:: WORK INSTRUCTIONS ::
Repeat each line word for word.
#### RECORDS FOR THIS TASK
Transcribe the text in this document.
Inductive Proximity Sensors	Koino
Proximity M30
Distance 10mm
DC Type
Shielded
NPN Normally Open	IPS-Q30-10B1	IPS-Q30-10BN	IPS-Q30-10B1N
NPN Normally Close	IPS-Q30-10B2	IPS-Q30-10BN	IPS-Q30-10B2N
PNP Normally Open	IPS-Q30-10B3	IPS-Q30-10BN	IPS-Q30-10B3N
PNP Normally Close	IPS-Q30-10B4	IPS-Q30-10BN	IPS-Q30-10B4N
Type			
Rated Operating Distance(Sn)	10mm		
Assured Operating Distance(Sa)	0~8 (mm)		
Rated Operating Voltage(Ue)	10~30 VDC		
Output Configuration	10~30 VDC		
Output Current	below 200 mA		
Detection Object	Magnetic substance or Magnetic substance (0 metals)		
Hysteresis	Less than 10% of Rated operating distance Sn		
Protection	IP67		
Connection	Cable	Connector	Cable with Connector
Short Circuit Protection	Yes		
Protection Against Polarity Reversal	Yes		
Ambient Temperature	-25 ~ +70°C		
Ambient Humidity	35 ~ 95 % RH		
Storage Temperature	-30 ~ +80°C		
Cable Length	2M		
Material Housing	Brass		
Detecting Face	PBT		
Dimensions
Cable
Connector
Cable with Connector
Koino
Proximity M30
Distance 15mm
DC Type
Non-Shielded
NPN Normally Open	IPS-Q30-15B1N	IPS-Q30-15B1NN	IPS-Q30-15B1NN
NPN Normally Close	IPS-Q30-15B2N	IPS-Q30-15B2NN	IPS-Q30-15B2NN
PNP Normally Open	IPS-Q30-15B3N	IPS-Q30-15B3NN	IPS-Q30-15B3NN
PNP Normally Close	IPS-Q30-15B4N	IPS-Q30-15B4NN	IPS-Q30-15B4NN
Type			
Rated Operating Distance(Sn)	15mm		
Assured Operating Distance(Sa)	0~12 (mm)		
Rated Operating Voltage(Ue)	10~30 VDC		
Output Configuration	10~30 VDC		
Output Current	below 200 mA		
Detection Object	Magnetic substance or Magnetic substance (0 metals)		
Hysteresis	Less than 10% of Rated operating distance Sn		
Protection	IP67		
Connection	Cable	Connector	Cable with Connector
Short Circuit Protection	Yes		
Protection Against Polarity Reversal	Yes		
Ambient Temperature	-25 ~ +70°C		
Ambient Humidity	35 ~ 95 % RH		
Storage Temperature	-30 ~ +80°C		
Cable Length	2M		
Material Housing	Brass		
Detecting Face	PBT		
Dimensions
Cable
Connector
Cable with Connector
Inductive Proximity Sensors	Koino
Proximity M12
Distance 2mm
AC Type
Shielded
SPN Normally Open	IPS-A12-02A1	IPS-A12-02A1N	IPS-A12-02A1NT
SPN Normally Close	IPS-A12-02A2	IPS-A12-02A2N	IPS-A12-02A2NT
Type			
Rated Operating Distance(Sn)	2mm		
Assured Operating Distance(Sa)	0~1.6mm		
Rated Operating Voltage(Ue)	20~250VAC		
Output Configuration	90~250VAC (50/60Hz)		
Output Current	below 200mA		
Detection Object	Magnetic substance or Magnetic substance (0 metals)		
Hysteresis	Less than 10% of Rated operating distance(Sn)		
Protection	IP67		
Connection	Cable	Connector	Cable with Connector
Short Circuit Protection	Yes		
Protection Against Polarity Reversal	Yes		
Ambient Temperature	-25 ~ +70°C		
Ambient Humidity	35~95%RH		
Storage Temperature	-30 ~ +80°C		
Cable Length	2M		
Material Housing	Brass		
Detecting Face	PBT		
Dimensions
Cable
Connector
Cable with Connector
########
:: ANSWER TO THE TASK ::
Transcribe the text in this document.
Inductive Proximity Sensors	Koino
Proximity M30
Distance 10mm
DC Type
Shielded
NPN Normally Open	IPS-Q30-10B1	IPS-Q30-10BN	IPS-Q30-10B1N
NPN Normally Close	IPS-Q30-10B2	IPS-Q30-10BN	IPS-Q30-10B2N
PNP Normally Open	IPS-Q30-10B3	IPS-Q30-10BN	IPS-Q30-10B3N
PNP Normally Close	IPS-Q30-10B4	IPS-Q30-10BN	IPS-Q30-10B4N
Type			
Rated Operating Distance(Sn)	10mm		
Assured Operating Distance(Sa)	0~8 (mm)		
Rated Operating Voltage(Ue)	10~30 VDC		
Output Configuration	10~30 VDC		
Output Current	below 200 mA		
Detection Object	Magnetic substance or Magnetic substance (0 metals)		
Hysteresis	Less than 10% of Rated operating distance Sn		
Protection	IP67		
Connection	Cable	Connector	Cable with Connector
Short Circuit Protection	Yes		
Protection Against Polarity Reversal	Yes		
Ambient Temperature	-25 ~ +70°C		
Ambient Humidity	35 ~ 95 % RH		
Storage Temperature	-30 ~ +80°C		
Cable Length	2M		
Material Housing	Brass		
Detecting Face	PBT		
Dimensions
Cable
Connector
Cable with Connector
Koino
Proximity M30
Distance 15mm
DC Type
Non-Shielded
NPN Normally Open	IPS-Q30-15B1N	IPS-Q30-15B1NN	IPS-Q30-15B1NN
NPN Normally Close	IPS-Q30-15B2N	IPS-Q30-15B2NN	IPS-Q30-15B2NN
PNP Normally Open	IPS-Q30-15B3N	IPS-Q30-15B3NN	IPS-Q30-15B3NN
PNP Normally Close	IPS-Q30-15B4N	IPS-Q30-15B4NN	IPS-Q30-15B4NN
Type			
Rated Operating Distance(Sn)	15mm		
Assured Operating Distance(Sa)	0~12 (mm)		
Rated Operating Voltage(Ue)	10~30 VDC		
Output Configuration	10~30 VDC		
Output Current	below 200 mA		
Detection Object	Magnetic substance or Magnetic substance (0 metals)		
Hysteresis	Less than 10% of Rated operating distance Sn		
Protection	IP67		
Connection	Cable	Connector	Cable with Connector
Short Circuit Protection	Yes		
Protection Against Polarity Reversal	Yes		
Ambient Temperature	-25 ~ +70°C		
Ambient Humidity	35 ~ 95 % RH		
Storage Temperature	-30 ~ +80°C		
Cable Length	2M		
Material Housing	Brass		
Detecting Face	PBT		
Dimensions
Cable
Connector
Cable with Connector
Inductive Proximity Sensors	Koino
Proximity M12
Distance 2mm
AC Type
Shielded
SPN Normally Open	IPS-A12-02A1	IPS-A12-02A1N	IPS-A12-02A1NT
SPN Normally Close	IPS-A12-02A2	IPS-A12-02A2N	IPS-A12-02A2NT
Type			
Rated Operating Distance(Sn)	2mm		
Assured Operating Distance(Sa)	0~1.6mm		
Rated Operating Voltage(Ue)	20~250VAC		
Output Configuration	90~250VAC (50/60Hz)		
Output Current	below 200mA		
Detection Object	Magnetic substance or Magnetic substance (0 metals)		
Hysteresis	Less than 10% of Rated operating distance(Sn)		
Protection	IP67		
Connection	Cable	Connector	Cable with Connector
Short Circuit Protection	Yes		
Protection Against Polarity Reversal	Yes		
Ambient Temperature	-25 ~ +70°C		
Ambient Humidity	35~95%RH		
Storage Temperature	-30 ~ +80°C		
Cable Length	2M		
Material Housing	Brass		
Detecting Face	PBT		
Dimensions
Cable
Connector
Cable with Connector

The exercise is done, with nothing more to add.